What you will do >> Word for word, transcribe the lines below and drop the pictures.

Stored entries

- - - - -

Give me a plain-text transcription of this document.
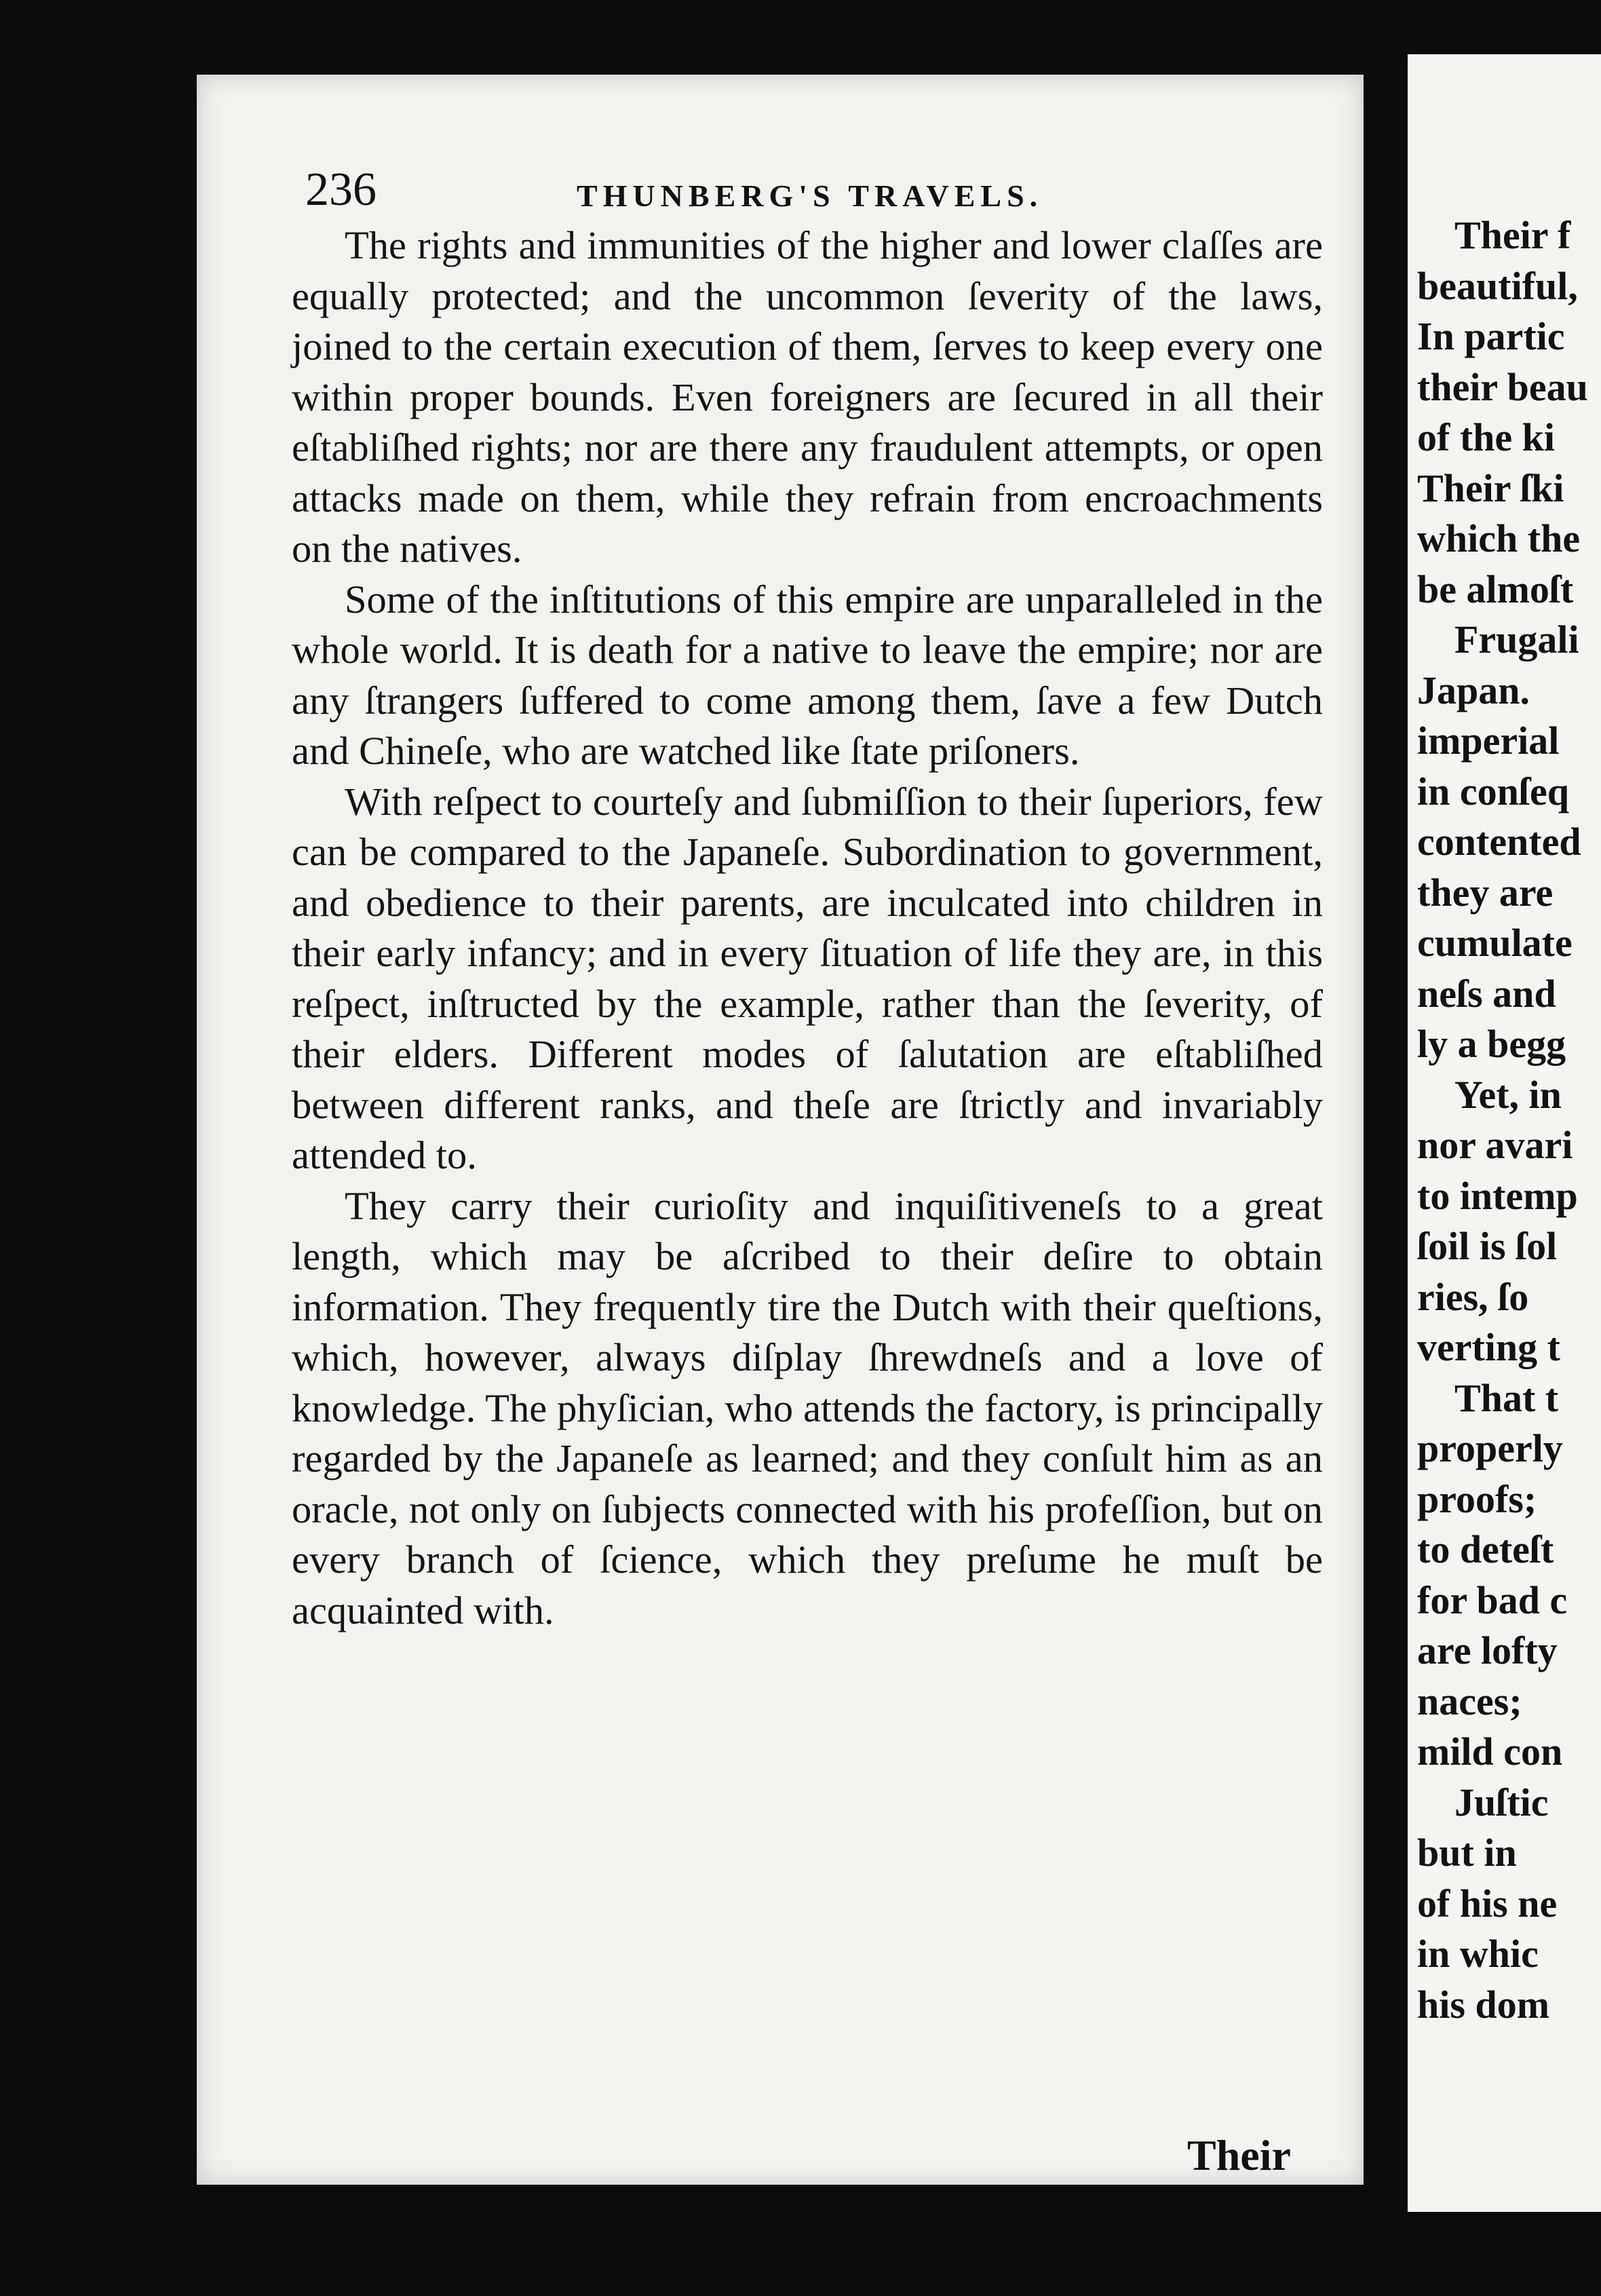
236	THUNBERG'S TRAVELS.

The rights and immunities of the higher and lower claſſes are equally protected; and the uncommon ſeverity of the laws, joined to the certain execution of them, ſerves to keep every one within proper bounds. Even foreigners are ſecured in all their eſtabliſhed rights; nor are there any fraudulent attempts, or open attacks made on them, while they refrain from encroachments on the natives.

Some of the inſtitutions of this empire are unparalleled in the whole world. It is death for a native to leave the empire; nor are any ſtrangers ſuffered to come among them, ſave a few Dutch and Chineſe, who are watched like ſtate priſoners.

With reſpect to courteſy and ſubmiſſion to their ſuperiors, few can be compared to the Japaneſe. Subordination to government, and obedience to their parents, are inculcated into children in their early infancy; and in every ſituation of life they are, in this reſpect, inſtructed by the example, rather than the ſeverity, of their elders. Different modes of ſalutation are eſtabliſhed between different ranks, and theſe are ſtrictly and invariably attended to.

They carry their curioſity and inquiſitiveneſs to a great length, which may be aſcribed to their deſire to obtain information. They frequently tire the Dutch with their queſtions, which, however, always diſplay ſhrewdneſs and a love of knowledge. The phyſician, who attends the factory, is principally regarded by the Japaneſe as learned; and they conſult him as an oracle, not only on ſubjects connected with his profeſſion, but on every branch of ſcience, which they preſume he muſt be acquainted with.

Their
Their f
beautiful,
In partic
their beau
of the ki
Their ſki
which the
be almoſt
Frugali
Japan.
imperial
in conſeq
contented
they are
cumulate
neſs and
ly a begg
Yet, in
nor avari
to intemp
ſoil is ſol
ries, ſo
verting t
That t
properly
proofs;
to deteſt
for bad c
are lofty
naces;
mild con
Juſtic
but in
of his ne
in whic
his dom
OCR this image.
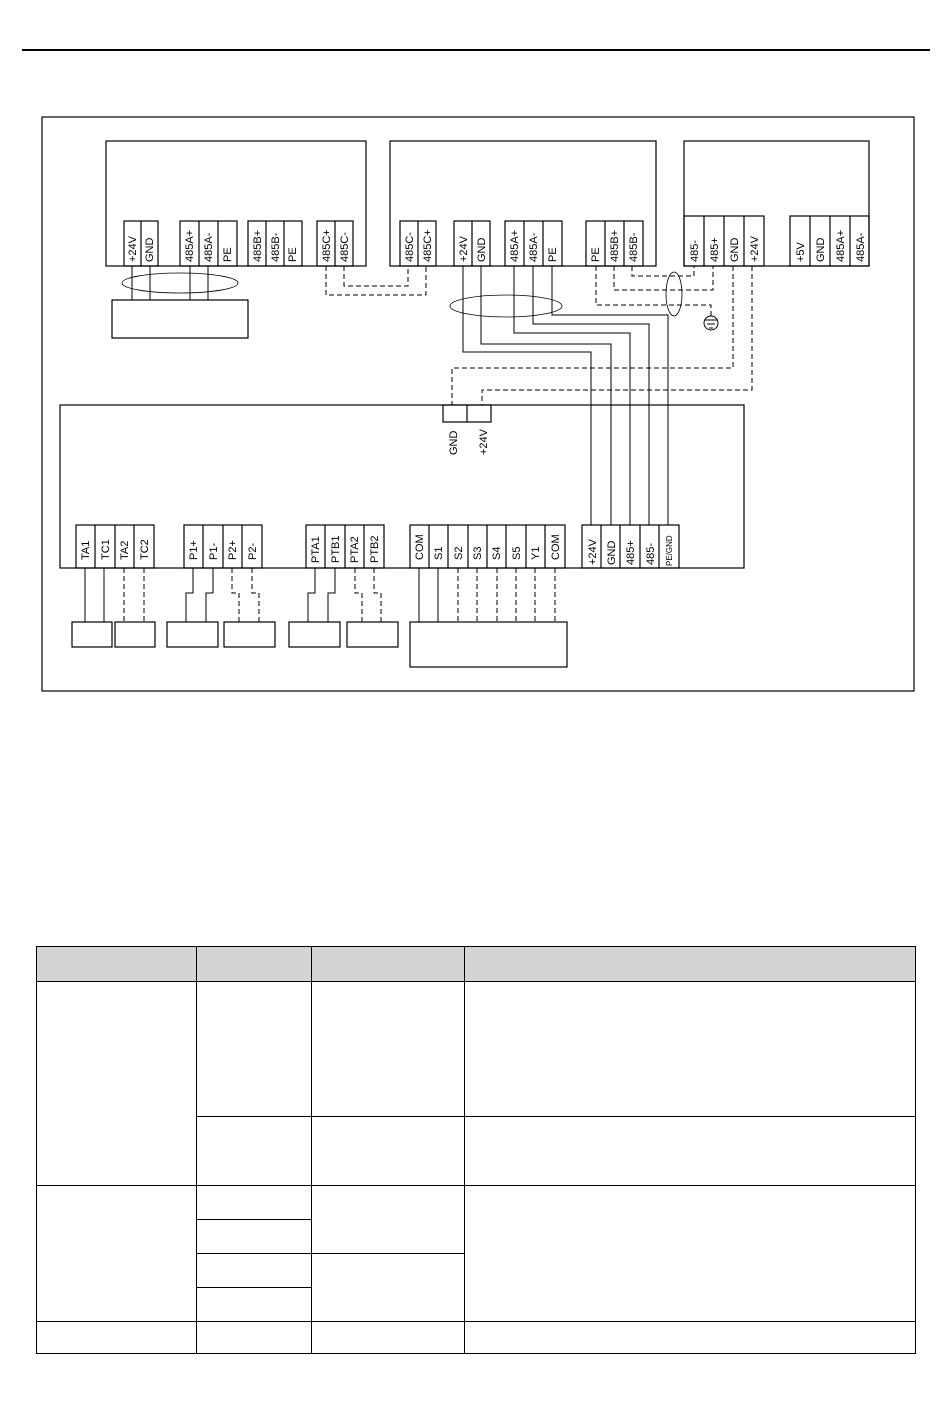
+24V GND	485A+ 485A- PE 485B+ 485B- PE 485C+ 485C-	485C- 485C+ +24V GND 485A+ 485A- PE	PE 485B+ 485B-	485- 485+ GND +24V	+5V GND 485A+ 485A-
GND +24V
TA1 TC1 TA2 TC2	P1+ P1- P2+ P2-	PTA1 PTB1 PTA2 PTB2	COM S1 S2 S3 S4 S5 Y1 COM +24V GND 485+ 485- PE/GND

- - - - -

Result of the exercise >>
Give me a plain-text transcription of this document.
236	THUNBERG'S TRAVELS.

The rights and immunities of the higher and lower claſſes are equally protected; and the uncommon ſeverity of the laws, joined to the certain execution of them, ſerves to keep every one within proper bounds. Even foreigners are ſecured in all their eſtabliſhed rights; nor are there any fraudulent attempts, or open attacks made on them, while they refrain from encroachments on the natives.

Some of the inſtitutions of this empire are unparalleled in the whole world. It is death for a native to leave the empire; nor are any ſtrangers ſuffered to come among them, ſave a few Dutch and Chineſe, who are watched like ſtate priſoners.

With reſpect to courteſy and ſubmiſſion to their ſuperiors, few can be compared to the Japaneſe. Subordination to government, and obedience to their parents, are inculcated into children in their early infancy; and in every ſituation of life they are, in this reſpect, inſtructed by the example, rather than the ſeverity, of their elders. Different modes of ſalutation are eſtabliſhed between different ranks, and theſe are ſtrictly and invariably attended to.

They carry their curioſity and inquiſitiveneſs to a great length, which may be aſcribed to their deſire to obtain information. They frequently tire the Dutch with their queſtions, which, however, always diſplay ſhrewdneſs and a love of knowledge. The phyſician, who attends the factory, is principally regarded by the Japaneſe as learned; and they conſult him as an oracle, not only on ſubjects connected with his profeſſion, but on every branch of ſcience, which they preſume he muſt be acquainted with.

Their
Their f
beautiful,
In partic
their beau
of the ki
Their ſki
which the
be almoſt
Frugali
Japan.
imperial
in conſeq
contented
they are
cumulate
neſs and
ly a begg
Yet, in
nor avari
to intemp
ſoil is ſol
ries, ſo
verting t
That t
properly
proofs;
to deteſt
for bad c
are lofty
naces;
mild con
Juſtic
but in
of his ne
in whic
his dom
OCR this image.
+24V GND	485A+ 485A- PE 485B+ 485B- PE 485C+ 485C-	485C- 485C+ +24V GND 485A+ 485A- PE	PE 485B+ 485B-	485- 485+ GND +24V	+5V GND 485A+ 485A-
GND +24V
TA1 TC1 TA2 TC2	P1+ P1- P2+ P2-	PTA1 PTB1 PTA2 PTB2	COM S1 S2 S3 S4 S5 Y1 COM +24V GND 485+ 485- PE/GND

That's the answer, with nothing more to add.